* Direction
Show the records from the line holding "modal-title: An error" through the line holding "help-step-1: 1. Click", both included, as a Markdown table with the columns No. and Record. Put the row number under No. and the line under Record, and leave out any blank lines.

(Element position data)
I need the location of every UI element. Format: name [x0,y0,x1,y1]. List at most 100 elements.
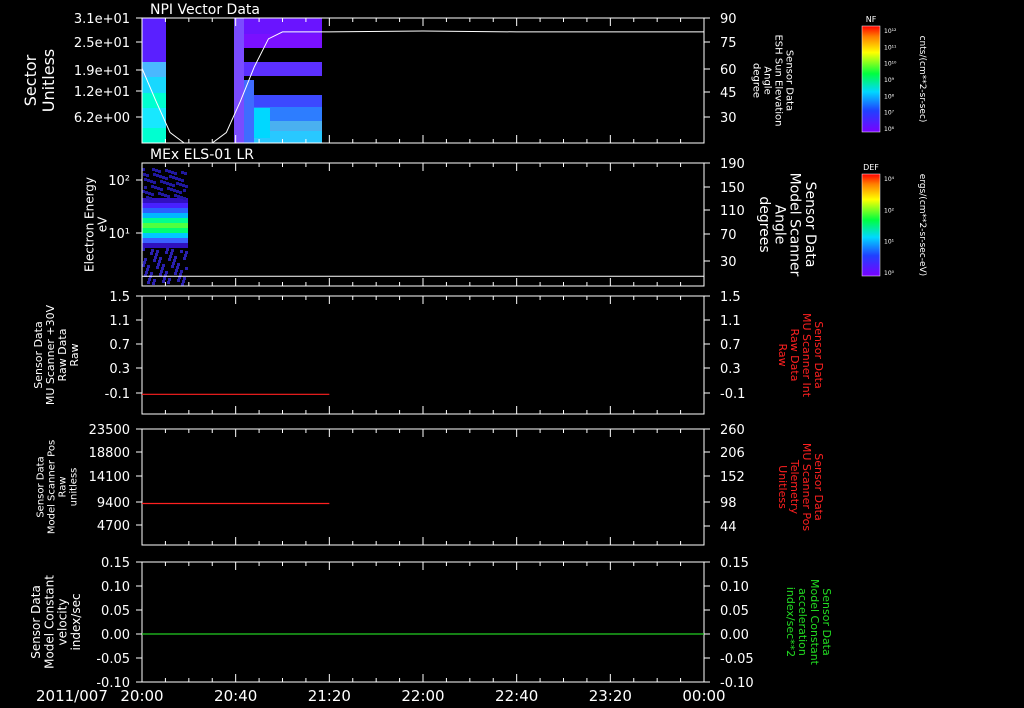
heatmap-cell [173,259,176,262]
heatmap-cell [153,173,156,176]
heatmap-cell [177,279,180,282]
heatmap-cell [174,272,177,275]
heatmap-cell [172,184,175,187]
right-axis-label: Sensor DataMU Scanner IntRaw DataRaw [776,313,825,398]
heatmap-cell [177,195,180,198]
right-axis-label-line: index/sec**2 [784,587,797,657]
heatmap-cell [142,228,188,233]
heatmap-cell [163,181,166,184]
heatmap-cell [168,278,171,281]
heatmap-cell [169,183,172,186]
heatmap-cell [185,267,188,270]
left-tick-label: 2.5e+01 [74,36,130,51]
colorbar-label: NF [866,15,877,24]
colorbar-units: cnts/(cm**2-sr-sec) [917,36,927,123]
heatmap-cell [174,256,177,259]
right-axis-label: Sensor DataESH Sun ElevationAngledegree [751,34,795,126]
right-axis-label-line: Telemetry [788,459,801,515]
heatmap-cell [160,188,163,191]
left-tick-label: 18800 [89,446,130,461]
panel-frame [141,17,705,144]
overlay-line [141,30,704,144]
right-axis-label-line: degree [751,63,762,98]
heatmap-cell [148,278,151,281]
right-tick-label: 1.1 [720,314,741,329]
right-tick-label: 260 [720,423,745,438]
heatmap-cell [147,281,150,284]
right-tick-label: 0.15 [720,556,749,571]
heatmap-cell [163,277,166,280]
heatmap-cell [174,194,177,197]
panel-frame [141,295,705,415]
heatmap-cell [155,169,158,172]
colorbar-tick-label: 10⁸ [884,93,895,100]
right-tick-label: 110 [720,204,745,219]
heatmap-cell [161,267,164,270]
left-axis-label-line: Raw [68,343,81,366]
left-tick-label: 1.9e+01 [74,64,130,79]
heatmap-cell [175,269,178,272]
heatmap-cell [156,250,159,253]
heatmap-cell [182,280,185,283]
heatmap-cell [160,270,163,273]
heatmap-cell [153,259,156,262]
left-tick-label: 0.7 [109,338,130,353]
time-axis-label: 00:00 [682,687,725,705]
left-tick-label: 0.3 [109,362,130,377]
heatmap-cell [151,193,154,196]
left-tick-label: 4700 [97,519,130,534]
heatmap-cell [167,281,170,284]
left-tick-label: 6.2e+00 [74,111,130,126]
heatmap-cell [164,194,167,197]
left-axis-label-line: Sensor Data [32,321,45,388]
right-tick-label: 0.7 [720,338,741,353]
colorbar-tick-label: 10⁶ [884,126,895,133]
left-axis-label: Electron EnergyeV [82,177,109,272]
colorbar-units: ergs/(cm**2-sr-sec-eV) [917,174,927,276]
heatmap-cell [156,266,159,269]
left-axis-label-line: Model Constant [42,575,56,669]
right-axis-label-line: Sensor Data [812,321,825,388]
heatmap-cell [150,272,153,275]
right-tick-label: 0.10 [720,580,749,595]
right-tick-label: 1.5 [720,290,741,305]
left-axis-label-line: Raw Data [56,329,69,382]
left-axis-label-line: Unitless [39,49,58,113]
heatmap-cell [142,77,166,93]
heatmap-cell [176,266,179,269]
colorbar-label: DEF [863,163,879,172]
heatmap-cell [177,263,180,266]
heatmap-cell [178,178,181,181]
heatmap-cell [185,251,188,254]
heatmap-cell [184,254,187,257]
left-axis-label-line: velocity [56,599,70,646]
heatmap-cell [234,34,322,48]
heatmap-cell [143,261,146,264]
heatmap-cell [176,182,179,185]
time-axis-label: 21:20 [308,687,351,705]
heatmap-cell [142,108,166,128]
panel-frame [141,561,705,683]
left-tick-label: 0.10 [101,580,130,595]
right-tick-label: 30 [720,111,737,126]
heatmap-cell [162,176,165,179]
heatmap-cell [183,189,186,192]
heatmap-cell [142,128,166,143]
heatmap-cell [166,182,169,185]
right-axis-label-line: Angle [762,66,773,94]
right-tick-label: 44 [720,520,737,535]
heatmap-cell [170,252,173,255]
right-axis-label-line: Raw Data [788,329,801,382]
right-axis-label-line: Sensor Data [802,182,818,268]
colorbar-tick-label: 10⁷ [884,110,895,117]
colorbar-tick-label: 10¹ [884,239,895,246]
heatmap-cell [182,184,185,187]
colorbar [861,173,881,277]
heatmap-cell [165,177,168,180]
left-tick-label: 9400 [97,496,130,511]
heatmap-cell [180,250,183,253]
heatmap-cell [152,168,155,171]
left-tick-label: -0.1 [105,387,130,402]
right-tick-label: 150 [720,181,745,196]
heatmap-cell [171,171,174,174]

...

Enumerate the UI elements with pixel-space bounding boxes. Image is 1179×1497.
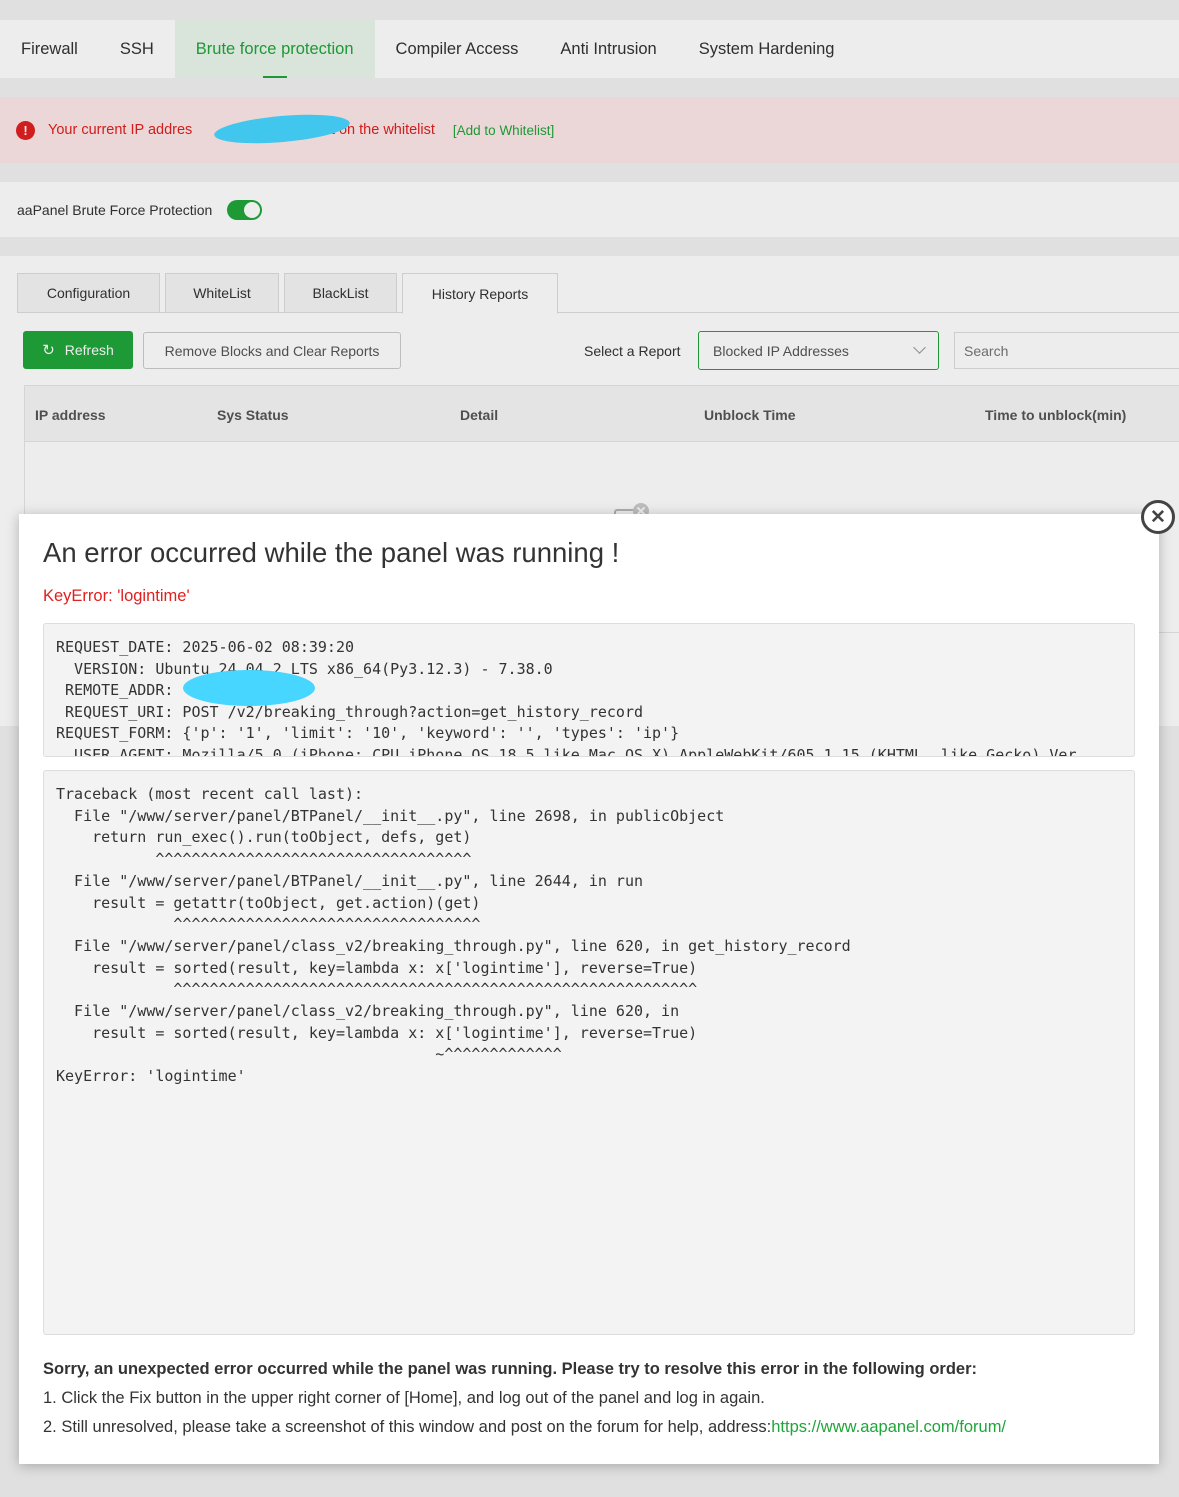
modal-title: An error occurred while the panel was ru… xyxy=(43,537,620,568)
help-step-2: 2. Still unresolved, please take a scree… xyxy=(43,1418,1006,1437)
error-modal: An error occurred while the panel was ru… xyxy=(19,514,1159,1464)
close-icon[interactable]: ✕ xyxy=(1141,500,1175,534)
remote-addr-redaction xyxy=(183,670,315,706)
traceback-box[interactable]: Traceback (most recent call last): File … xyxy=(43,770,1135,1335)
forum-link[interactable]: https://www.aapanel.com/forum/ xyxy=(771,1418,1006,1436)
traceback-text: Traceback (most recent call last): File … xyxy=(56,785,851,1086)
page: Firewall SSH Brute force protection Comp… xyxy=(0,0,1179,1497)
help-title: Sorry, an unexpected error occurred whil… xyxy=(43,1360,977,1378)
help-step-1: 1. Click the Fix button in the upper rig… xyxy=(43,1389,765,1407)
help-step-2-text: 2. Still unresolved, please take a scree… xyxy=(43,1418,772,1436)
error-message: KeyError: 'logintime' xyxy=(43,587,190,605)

* Result of the task
| No. | Record |
|---|---|
| 1 | modal-title: An error occurred while the panel was ru… xyxy=(43,537,620,568) |
| 2 | help-step-2: 2. Still unresolved, please take a scree… xyxy=(43,1418,1006,1437) |
| 3 | error-modal: An error occurred while the panel was ru… xyxy=(19,514,1159,1464) |
| 4 | close-icon[interactable]: ✕ xyxy=(1141,500,1175,534) |
| 5 | remote-addr-redaction xyxy=(183,670,315,706) |
| 6 | traceback-box[interactable]: Traceback (most recent call last): File … xyxy=(43,770,1135,1335) |
| 7 | forum-link[interactable]: https://www.aapanel.com/forum/ xyxy=(771,1418,1006,1436) |
| 8 | traceback-text: Traceback (most recent call last): File … xyxy=(56,785,851,1086) |
| 9 | page: Firewall SSH Brute force protection Comp… xyxy=(0,0,1179,1497) |
| 10 | help-title: Sorry, an unexpected error occurred whil… xyxy=(43,1360,977,1378) |
| 11 | help-step-1: 1. Click the Fix button in the upper rig… xyxy=(43,1389,765,1407) |